EXERCISE GOAL: Below is a block of records. Copy every line in it that contains the word "running".
◇ ◇ ◇ ◇ ◇ ◇ ◇
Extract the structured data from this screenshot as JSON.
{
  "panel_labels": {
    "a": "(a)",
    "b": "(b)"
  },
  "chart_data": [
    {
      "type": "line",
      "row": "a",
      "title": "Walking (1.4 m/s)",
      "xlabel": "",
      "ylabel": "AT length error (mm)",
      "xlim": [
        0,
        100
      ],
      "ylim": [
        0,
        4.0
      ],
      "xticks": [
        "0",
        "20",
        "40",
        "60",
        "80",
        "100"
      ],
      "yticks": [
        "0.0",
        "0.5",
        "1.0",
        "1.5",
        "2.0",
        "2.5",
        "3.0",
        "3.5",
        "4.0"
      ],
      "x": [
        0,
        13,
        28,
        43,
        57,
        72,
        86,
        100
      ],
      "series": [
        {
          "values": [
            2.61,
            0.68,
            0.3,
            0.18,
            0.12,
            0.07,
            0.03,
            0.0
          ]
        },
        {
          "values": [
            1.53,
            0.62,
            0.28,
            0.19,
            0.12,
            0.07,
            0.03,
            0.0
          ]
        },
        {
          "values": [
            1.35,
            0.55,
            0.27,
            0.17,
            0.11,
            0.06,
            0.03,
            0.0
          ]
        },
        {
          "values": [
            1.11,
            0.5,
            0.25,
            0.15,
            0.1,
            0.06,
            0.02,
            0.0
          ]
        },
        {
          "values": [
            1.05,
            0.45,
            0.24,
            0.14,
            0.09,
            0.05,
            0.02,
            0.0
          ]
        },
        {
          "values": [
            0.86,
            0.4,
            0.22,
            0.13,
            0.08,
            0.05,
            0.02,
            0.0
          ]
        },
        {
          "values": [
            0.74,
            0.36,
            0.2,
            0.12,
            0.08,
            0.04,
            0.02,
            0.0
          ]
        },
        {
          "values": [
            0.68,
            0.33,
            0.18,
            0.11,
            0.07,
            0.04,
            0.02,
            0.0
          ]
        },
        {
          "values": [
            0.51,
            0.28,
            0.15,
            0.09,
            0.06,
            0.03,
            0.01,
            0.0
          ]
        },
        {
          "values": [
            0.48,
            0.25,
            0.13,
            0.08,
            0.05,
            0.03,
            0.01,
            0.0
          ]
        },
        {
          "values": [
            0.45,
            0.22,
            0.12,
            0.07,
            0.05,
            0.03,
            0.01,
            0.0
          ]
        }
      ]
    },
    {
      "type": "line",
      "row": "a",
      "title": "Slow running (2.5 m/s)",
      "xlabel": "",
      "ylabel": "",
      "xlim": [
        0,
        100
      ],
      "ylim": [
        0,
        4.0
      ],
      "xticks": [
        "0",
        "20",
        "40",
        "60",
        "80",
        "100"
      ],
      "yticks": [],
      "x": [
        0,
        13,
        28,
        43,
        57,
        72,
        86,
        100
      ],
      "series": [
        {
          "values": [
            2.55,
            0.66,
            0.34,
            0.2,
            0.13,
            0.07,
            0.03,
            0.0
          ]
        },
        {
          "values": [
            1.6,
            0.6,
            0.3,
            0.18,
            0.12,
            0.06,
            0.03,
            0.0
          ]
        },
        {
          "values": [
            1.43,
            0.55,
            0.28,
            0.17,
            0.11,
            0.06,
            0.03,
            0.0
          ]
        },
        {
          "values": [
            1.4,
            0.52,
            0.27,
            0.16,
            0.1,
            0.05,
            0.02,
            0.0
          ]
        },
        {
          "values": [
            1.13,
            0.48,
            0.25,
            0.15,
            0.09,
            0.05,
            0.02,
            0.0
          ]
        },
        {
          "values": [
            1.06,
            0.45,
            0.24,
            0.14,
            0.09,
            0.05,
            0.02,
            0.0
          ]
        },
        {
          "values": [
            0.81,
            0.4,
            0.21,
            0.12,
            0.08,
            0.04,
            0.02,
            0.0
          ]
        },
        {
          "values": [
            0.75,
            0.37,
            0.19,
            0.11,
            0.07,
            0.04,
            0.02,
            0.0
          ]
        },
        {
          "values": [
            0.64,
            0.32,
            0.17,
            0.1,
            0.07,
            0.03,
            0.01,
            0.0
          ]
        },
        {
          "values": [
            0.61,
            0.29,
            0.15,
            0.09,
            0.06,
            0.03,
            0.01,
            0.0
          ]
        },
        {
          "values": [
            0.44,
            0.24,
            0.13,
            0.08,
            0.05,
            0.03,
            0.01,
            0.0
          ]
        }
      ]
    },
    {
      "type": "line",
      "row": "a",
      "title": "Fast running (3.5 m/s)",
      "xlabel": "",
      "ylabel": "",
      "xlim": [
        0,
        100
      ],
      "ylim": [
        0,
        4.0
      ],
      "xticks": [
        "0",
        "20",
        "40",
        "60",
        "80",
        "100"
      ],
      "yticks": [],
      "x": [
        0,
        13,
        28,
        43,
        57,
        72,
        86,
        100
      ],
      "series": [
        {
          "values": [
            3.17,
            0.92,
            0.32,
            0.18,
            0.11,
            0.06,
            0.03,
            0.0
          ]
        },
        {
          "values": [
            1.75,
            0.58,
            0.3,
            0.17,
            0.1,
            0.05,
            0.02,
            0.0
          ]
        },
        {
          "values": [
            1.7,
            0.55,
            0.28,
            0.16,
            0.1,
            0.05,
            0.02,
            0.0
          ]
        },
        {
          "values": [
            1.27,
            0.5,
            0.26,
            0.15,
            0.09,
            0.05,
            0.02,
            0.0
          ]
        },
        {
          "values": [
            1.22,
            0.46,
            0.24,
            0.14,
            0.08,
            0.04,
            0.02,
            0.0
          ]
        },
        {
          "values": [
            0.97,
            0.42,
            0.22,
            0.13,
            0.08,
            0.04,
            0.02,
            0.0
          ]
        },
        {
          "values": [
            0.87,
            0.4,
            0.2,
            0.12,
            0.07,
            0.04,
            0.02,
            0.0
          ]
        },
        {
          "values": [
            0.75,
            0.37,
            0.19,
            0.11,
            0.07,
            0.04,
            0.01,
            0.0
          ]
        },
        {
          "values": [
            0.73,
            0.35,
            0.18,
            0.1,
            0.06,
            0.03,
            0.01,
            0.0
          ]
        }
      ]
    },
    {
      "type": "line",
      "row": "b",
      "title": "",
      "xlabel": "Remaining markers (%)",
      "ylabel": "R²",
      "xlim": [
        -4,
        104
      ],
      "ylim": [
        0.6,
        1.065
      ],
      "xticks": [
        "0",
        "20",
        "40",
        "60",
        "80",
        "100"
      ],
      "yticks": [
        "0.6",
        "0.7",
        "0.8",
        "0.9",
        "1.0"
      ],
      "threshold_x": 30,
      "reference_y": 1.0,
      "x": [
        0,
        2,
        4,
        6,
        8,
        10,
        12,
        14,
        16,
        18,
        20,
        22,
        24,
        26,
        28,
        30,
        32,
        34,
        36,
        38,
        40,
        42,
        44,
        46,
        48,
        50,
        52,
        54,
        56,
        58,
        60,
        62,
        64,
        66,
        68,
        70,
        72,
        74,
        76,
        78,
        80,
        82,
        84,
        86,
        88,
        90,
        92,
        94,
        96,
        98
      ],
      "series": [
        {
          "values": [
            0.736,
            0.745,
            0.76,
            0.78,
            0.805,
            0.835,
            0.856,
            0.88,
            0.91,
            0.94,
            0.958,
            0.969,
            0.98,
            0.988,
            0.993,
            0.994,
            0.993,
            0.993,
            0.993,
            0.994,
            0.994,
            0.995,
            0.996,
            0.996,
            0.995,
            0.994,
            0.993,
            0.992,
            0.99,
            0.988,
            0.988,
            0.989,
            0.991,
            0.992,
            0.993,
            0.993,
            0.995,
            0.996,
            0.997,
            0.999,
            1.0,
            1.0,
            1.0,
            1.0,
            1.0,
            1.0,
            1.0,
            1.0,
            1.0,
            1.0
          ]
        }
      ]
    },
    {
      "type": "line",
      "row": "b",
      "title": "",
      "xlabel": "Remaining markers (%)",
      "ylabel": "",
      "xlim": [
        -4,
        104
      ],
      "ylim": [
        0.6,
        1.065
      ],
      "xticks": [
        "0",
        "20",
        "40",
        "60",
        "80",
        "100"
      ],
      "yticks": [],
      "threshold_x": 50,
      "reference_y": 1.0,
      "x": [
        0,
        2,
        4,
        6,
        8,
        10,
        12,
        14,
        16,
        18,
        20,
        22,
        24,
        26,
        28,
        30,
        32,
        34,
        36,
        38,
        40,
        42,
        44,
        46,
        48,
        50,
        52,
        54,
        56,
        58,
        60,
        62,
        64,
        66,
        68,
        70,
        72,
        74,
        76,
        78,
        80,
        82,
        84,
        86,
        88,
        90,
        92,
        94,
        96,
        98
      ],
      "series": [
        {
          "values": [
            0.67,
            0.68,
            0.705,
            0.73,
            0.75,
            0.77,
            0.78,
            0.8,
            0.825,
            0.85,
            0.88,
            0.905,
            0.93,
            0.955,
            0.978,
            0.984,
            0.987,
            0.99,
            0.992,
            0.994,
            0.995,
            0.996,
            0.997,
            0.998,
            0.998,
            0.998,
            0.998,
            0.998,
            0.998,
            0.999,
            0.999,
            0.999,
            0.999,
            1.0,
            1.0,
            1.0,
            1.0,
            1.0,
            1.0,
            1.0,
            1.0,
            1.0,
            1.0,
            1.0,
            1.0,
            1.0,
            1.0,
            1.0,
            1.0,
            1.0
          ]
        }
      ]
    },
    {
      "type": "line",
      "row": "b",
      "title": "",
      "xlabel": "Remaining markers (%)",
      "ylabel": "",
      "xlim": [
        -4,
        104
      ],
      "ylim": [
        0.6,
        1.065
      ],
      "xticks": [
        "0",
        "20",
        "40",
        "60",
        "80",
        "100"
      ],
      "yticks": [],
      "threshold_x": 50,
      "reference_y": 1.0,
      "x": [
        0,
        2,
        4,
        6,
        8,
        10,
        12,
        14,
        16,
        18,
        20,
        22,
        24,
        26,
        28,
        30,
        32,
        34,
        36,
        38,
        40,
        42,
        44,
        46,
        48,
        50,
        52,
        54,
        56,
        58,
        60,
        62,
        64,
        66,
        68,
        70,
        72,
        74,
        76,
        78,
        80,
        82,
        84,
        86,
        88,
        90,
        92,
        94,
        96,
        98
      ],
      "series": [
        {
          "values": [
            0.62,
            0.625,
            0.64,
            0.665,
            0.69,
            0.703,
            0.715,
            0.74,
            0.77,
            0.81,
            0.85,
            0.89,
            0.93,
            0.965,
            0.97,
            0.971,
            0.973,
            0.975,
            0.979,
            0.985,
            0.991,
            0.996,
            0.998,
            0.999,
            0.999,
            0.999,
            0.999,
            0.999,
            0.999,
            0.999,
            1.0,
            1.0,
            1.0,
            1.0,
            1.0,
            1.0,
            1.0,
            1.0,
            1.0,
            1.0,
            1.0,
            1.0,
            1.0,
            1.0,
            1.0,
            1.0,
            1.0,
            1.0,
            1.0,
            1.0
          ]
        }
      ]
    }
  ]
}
◇ ◇ ◇ ◇ ◇ ◇ ◇
FINISHED TASK:
      "title": "Slow running (2.5 m/s)",
      "title": "Fast running (3.5 m/s)",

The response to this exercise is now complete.